- AIM -
Search the material for the string "this", then return every line where it is found.

Data excerpts:
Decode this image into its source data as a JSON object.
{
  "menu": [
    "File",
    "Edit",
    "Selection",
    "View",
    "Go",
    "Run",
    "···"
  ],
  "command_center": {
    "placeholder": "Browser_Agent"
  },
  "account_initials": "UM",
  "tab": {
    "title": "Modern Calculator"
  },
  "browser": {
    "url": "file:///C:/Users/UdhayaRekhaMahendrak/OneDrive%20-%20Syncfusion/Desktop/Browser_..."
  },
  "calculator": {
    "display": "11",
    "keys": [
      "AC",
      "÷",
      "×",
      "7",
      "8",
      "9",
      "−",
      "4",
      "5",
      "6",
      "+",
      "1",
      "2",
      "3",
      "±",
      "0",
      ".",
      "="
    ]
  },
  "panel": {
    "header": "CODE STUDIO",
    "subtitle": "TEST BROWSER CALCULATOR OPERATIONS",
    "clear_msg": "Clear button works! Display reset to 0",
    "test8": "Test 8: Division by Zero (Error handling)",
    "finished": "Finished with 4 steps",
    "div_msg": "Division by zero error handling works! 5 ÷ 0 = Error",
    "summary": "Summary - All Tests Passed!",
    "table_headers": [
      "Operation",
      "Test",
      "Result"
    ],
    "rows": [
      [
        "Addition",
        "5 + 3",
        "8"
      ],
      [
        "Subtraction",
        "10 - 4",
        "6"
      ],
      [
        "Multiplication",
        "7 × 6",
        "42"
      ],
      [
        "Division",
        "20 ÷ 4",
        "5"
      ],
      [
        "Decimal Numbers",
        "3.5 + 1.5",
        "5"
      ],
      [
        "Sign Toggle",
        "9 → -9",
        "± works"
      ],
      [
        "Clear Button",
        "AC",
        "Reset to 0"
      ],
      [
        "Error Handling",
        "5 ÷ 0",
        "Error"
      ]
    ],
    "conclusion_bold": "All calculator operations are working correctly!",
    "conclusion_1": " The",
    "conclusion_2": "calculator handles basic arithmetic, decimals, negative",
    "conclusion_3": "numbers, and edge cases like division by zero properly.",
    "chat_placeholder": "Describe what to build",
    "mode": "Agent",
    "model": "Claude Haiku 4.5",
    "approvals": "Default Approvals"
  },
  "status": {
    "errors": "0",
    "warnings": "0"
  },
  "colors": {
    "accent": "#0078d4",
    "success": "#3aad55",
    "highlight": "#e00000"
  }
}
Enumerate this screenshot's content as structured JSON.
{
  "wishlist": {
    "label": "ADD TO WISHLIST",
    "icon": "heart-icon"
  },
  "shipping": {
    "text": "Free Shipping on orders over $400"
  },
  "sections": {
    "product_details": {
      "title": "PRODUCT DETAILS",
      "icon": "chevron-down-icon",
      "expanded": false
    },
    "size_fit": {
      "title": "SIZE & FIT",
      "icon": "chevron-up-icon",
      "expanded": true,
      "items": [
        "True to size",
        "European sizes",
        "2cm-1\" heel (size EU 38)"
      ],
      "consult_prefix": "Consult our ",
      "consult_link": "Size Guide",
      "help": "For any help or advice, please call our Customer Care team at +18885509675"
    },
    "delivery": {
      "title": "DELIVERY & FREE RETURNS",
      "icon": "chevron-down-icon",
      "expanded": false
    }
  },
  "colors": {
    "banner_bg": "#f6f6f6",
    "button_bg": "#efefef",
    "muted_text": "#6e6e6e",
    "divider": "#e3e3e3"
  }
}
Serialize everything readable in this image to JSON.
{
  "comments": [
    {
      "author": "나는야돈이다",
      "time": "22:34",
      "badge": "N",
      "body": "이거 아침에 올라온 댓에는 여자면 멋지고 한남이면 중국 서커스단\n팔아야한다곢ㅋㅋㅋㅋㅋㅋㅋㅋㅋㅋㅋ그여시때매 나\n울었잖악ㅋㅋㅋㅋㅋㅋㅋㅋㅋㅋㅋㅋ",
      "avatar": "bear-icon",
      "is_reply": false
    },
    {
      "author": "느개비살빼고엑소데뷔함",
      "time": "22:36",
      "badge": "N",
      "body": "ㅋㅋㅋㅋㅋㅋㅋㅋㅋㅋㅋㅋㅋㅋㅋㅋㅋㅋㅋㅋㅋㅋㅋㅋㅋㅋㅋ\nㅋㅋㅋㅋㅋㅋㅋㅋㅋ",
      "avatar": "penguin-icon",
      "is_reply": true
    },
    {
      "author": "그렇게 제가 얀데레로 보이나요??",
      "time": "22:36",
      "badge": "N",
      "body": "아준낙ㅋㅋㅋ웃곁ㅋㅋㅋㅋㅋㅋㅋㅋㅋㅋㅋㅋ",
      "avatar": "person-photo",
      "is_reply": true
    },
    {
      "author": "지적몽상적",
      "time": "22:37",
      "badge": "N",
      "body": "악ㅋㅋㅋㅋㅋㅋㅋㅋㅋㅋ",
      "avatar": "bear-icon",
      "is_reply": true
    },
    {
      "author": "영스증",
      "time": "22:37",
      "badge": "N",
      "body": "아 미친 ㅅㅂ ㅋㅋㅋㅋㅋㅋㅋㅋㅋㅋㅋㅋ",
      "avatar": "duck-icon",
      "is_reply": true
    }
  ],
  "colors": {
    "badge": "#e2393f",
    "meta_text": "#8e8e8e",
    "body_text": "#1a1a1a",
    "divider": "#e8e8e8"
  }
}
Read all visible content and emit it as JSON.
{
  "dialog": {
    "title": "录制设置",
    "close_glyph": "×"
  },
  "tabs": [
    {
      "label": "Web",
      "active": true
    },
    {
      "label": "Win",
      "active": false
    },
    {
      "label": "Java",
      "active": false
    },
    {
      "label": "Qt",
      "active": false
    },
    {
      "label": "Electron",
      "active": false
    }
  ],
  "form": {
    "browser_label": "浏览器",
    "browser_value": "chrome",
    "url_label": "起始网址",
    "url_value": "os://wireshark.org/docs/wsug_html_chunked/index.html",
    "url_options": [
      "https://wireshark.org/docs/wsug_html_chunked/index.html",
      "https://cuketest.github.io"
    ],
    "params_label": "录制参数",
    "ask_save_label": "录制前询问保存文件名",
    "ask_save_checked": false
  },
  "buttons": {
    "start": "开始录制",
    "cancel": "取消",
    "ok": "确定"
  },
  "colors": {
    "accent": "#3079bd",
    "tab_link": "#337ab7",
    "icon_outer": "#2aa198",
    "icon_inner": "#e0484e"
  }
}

- EXERCISE RESPONSE -
Decode this image into its source data as a JSON object.
Enumerate this screenshot's content as structured JSON.
Serialize everything readable in this image to JSON.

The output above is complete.